**THE INPUT:**
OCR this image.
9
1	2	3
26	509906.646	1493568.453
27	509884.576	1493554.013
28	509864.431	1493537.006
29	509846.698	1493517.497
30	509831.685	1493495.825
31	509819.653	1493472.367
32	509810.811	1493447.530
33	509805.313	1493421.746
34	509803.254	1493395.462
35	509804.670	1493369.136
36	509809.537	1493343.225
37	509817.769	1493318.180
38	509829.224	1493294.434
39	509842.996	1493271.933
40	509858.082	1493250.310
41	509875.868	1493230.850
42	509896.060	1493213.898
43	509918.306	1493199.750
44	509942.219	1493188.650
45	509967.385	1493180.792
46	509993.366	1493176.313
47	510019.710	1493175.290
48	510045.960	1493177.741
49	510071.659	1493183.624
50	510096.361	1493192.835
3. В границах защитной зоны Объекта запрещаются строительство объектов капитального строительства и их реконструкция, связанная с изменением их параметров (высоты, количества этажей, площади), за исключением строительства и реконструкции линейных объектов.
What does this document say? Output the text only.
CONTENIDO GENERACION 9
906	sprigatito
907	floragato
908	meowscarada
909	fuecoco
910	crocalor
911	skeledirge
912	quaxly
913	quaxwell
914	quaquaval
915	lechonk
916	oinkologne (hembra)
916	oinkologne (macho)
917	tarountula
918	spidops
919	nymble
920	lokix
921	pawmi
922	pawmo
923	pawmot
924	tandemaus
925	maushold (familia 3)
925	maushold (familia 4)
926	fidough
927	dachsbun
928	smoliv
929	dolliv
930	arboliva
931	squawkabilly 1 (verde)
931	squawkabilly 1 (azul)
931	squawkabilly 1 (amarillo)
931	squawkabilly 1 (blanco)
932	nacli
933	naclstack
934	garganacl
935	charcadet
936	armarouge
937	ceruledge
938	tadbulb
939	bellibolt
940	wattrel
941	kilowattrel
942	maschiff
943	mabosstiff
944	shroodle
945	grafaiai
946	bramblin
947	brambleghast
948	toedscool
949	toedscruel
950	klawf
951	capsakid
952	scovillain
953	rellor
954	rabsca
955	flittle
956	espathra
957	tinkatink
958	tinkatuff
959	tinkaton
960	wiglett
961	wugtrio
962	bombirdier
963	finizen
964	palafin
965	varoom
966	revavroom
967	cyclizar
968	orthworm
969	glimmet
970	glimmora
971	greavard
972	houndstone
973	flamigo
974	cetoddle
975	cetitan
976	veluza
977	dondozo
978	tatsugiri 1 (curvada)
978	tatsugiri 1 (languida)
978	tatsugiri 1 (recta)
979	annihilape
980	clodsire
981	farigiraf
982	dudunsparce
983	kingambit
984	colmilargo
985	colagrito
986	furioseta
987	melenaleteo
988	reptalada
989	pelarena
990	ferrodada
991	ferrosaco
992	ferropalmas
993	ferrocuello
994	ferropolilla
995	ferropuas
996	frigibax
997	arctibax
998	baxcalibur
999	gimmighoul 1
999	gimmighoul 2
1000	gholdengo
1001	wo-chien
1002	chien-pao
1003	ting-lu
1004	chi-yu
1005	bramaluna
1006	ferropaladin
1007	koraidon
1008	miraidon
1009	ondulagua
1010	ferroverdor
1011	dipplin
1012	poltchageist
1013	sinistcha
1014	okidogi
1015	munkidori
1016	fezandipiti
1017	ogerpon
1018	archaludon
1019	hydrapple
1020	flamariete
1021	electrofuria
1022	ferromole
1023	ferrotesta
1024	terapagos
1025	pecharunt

**PROBLEM DESCRIPTION:**
Report all lines of the material that contain the word "squawkabilly".

**SOLVED EXERCISE:**
931	squawkabilly 1 (verde)
931	squawkabilly 1 (azul)
931	squawkabilly 1 (amarillo)
931	squawkabilly 1 (blanco)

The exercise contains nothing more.